→ RECORDS FOR THIS EXERCISE:
——————————

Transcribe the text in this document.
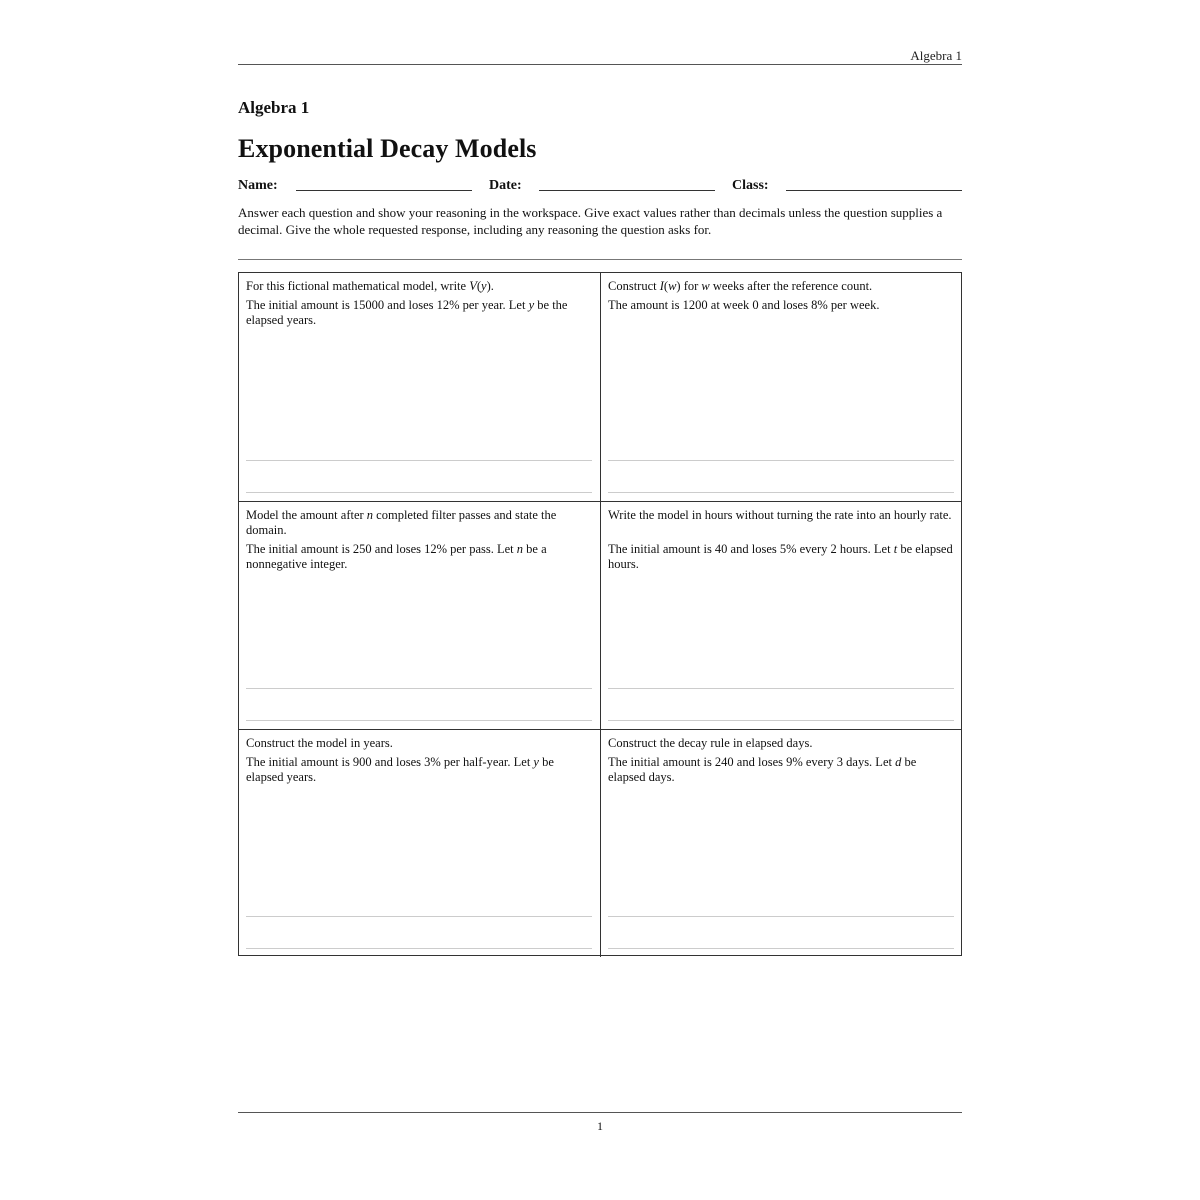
Algebra 1
Algebra 1
Exponential Decay Models
Name:	Date:	Class:
Answer each question and show your reasoning in the workspace. Give exact values rather than decimals unless the question supplies a decimal. Give the whole requested response, including any reasoning the question asks for.
For this fictional mathematical model, write V(y).
The initial amount is 15000 and loses 12% per year. Let y be the elapsed years.
Construct I(w) for w weeks after the reference count.
The amount is 1200 at week 0 and loses 8% per week.
Model the amount after n completed filter passes and state the domain.
The initial amount is 250 and loses 12% per pass. Let n be a nonnegative integer.
Write the model in hours without turning the rate into an hourly rate.
The initial amount is 40 and loses 5% every 2 hours. Let t be elapsed hours.
Construct the model in years.
The initial amount is 900 and loses 3% per half-year. Let y be elapsed years.
Construct the decay rule in elapsed days.
The initial amount is 240 and loses 9% every 3 days. Let d be elapsed days.
1
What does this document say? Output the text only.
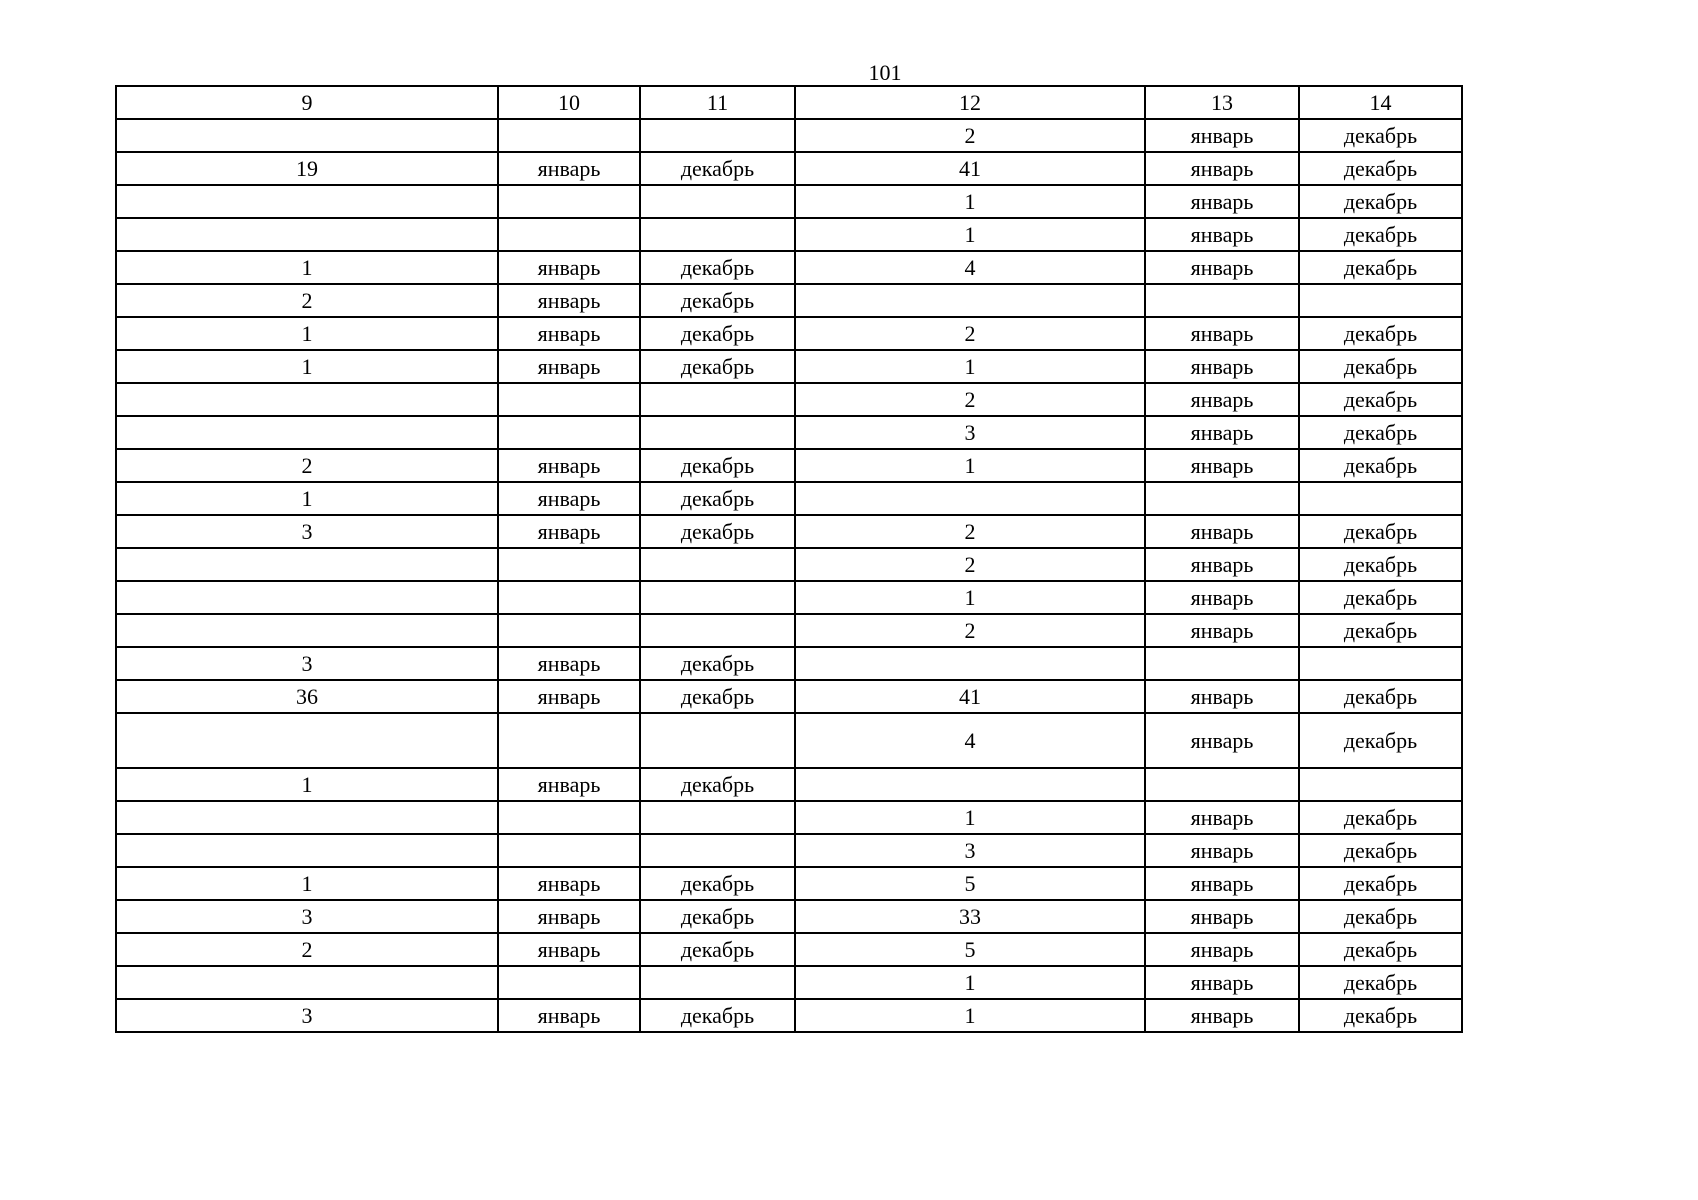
101
9	10	11	12	13	14
			2	январь	декабрь
19	январь	декабрь	41	январь	декабрь
			1	январь	декабрь
			1	январь	декабрь
1	январь	декабрь	4	январь	декабрь
2	январь	декабрь			
1	январь	декабрь	2	январь	декабрь
1	январь	декабрь	1	январь	декабрь
			2	январь	декабрь
			3	январь	декабрь
2	январь	декабрь	1	январь	декабрь
1	январь	декабрь			
3	январь	декабрь	2	январь	декабрь
			2	январь	декабрь
			1	январь	декабрь
			2	январь	декабрь
3	январь	декабрь			
36	январь	декабрь	41	январь	декабрь
			4	январь	декабрь
1	январь	декабрь			
			1	январь	декабрь
			3	январь	декабрь
1	январь	декабрь	5	январь	декабрь
3	январь	декабрь	33	январь	декабрь
2	январь	декабрь	5	январь	декабрь
			1	январь	декабрь
3	январь	декабрь	1	январь	декабрь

——————————

→ TASK REQUIREMENTS: Identify the lines in the entries above that contain "hours", then copy them out.

→ ANSWER TO THE EXERCISE:
Write the model in hours without turning the rate into an hourly rate.
The initial amount is 40 and loses 5% every 2 hours. Let t be elapsed hours.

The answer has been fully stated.